(WHAT IS BEING ASKED) Give the count of lines holding the string "Tumbler" and nothing else.

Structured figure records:
╭──

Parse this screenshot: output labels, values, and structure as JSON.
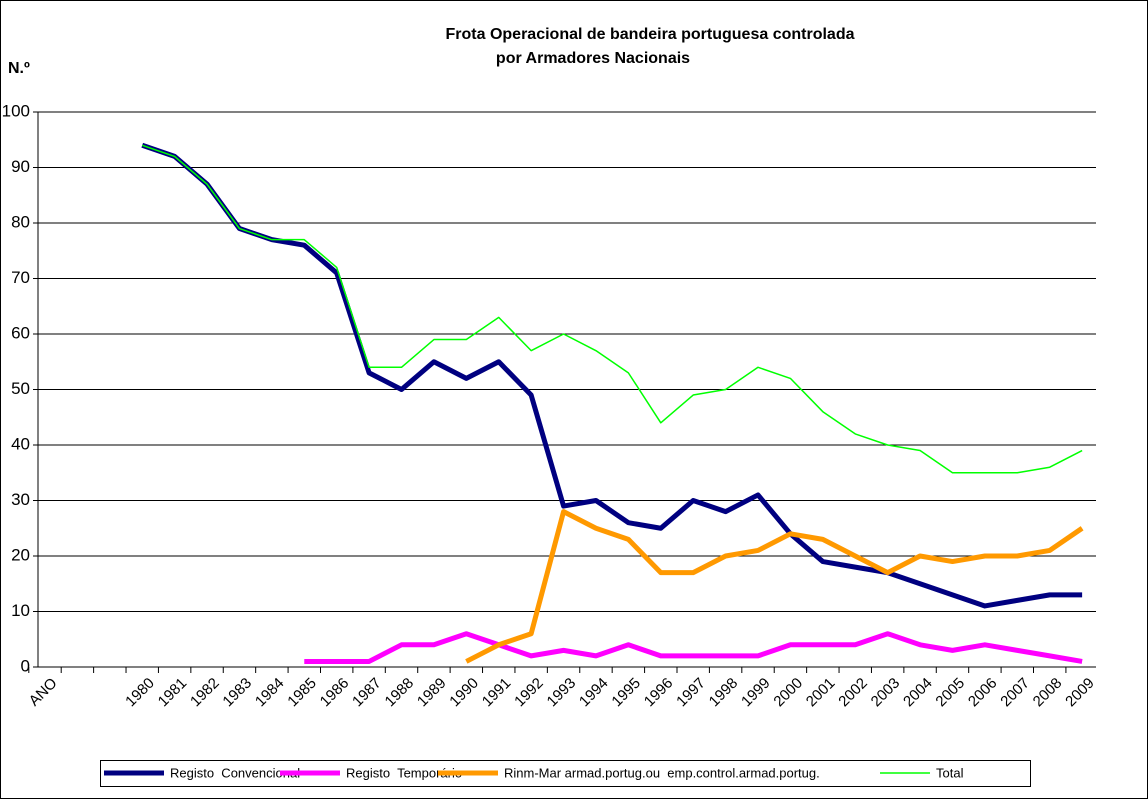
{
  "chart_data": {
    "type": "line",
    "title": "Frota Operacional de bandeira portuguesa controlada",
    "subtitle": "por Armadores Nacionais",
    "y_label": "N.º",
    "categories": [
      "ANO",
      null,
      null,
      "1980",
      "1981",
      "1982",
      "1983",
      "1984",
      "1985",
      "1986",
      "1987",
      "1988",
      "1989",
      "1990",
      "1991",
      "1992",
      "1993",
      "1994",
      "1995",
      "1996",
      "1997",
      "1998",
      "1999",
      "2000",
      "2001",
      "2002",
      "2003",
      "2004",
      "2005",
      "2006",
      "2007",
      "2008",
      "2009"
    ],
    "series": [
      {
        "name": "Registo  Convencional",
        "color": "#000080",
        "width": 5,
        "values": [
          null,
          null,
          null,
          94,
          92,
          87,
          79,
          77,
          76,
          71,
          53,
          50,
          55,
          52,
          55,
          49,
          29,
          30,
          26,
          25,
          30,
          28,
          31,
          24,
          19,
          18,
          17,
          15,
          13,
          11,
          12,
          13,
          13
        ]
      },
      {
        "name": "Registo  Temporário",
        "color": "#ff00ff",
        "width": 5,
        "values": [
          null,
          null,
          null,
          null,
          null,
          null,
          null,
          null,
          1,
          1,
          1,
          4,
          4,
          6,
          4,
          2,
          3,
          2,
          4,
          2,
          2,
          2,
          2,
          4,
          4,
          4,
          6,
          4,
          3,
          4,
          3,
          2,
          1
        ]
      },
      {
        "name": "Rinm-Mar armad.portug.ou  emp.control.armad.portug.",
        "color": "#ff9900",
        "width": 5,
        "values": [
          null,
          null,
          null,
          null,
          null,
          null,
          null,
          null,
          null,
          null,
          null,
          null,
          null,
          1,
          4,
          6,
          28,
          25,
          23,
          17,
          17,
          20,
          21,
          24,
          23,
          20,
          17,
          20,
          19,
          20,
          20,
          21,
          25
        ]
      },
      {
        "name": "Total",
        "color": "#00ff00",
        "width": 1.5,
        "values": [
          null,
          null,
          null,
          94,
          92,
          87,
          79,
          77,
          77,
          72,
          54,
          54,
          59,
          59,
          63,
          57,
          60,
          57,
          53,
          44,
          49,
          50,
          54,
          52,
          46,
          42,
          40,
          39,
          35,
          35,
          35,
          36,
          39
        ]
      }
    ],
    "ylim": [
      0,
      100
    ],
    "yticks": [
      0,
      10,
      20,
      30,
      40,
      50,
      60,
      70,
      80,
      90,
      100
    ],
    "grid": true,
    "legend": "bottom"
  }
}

╰──
╭──

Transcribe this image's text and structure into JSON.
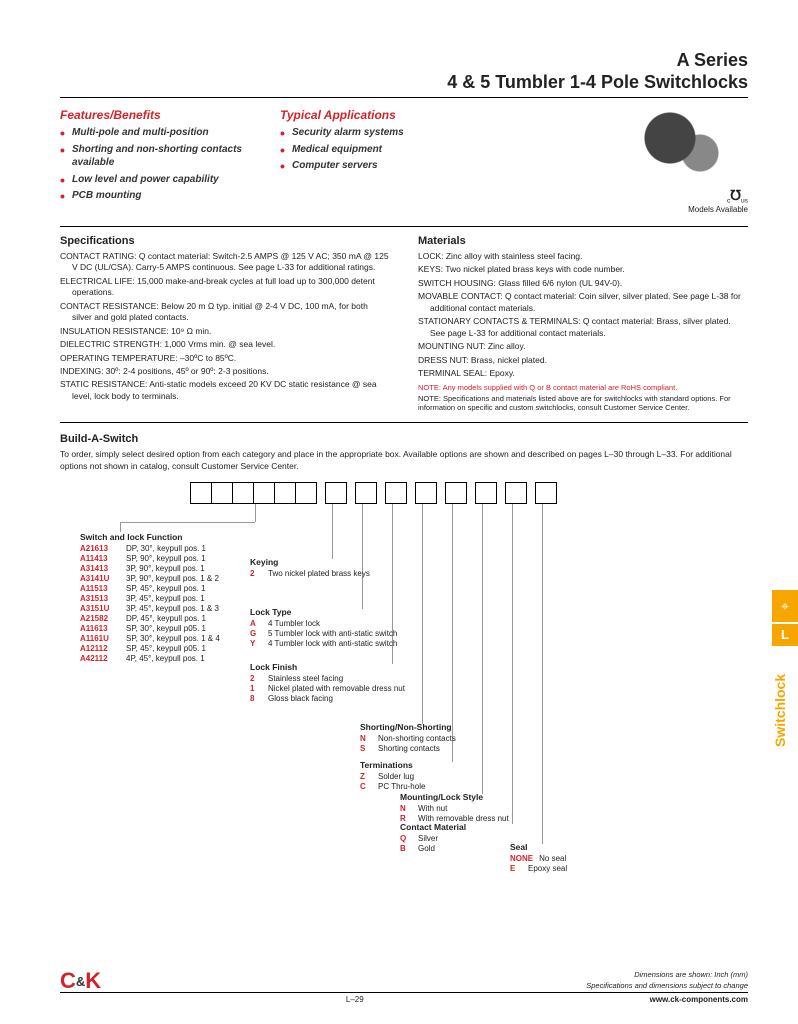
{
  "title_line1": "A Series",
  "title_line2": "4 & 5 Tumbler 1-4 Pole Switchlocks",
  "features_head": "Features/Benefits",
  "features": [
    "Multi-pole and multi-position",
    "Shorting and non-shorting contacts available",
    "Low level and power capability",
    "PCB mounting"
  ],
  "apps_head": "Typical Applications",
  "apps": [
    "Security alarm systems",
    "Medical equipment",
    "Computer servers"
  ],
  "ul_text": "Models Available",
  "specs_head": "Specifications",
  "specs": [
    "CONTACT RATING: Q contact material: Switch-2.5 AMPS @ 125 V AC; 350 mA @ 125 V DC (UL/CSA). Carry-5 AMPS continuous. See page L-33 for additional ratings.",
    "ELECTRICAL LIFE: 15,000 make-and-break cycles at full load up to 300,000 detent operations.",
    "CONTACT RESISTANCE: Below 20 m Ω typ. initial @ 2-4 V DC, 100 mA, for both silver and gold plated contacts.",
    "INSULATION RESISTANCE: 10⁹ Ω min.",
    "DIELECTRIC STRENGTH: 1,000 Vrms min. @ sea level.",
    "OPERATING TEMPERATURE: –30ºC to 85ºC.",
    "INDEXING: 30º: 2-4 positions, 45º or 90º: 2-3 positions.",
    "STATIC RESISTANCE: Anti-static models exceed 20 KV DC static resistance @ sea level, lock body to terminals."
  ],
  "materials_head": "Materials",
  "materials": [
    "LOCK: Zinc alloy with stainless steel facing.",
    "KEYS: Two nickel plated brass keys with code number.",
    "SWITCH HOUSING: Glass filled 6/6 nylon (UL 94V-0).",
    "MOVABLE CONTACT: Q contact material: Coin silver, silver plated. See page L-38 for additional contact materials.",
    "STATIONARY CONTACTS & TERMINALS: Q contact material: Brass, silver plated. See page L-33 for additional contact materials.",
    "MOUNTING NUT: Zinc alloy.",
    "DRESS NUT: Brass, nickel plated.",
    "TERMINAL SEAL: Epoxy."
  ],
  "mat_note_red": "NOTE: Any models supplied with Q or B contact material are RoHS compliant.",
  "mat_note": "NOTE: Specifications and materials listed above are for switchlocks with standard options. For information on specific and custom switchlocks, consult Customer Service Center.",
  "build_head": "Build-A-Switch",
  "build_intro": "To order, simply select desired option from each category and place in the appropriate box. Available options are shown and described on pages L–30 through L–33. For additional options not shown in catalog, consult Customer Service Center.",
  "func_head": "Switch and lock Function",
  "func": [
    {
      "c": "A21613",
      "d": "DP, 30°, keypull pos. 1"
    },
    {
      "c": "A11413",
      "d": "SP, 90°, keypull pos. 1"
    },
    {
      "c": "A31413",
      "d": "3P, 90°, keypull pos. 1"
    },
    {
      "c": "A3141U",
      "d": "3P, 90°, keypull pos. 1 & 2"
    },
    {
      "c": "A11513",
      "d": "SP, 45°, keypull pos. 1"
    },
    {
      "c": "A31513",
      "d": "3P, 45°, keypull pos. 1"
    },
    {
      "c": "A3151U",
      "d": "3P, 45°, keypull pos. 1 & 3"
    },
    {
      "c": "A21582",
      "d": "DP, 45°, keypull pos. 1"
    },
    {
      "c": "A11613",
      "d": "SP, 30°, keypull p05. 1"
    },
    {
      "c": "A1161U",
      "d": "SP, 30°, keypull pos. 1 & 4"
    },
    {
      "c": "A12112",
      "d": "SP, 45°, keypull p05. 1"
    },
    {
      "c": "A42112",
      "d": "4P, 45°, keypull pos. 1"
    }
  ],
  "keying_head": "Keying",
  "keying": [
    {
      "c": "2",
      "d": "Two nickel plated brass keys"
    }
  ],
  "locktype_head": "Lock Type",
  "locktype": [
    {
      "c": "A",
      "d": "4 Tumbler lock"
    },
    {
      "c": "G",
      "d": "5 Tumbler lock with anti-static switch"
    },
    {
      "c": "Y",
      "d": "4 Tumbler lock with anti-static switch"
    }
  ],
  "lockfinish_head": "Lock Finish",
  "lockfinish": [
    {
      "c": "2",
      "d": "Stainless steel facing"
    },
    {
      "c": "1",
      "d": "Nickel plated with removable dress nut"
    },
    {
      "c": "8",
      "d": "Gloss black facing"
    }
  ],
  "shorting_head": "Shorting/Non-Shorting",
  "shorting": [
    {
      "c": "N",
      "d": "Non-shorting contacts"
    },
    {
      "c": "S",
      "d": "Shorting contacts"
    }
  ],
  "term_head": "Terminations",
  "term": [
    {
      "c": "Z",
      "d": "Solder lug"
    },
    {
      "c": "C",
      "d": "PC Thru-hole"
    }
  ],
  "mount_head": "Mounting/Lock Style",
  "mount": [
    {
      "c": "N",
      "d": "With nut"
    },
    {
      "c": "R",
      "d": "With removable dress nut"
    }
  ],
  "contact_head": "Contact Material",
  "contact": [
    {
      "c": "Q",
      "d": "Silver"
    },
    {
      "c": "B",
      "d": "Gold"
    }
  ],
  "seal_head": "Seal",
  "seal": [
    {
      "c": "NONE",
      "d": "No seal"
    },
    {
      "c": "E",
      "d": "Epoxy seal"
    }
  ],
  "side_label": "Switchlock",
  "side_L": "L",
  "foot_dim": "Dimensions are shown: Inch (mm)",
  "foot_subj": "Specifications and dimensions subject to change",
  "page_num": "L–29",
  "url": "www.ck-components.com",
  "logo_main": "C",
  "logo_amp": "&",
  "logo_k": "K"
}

╰──

(TASK SOLUTION) 4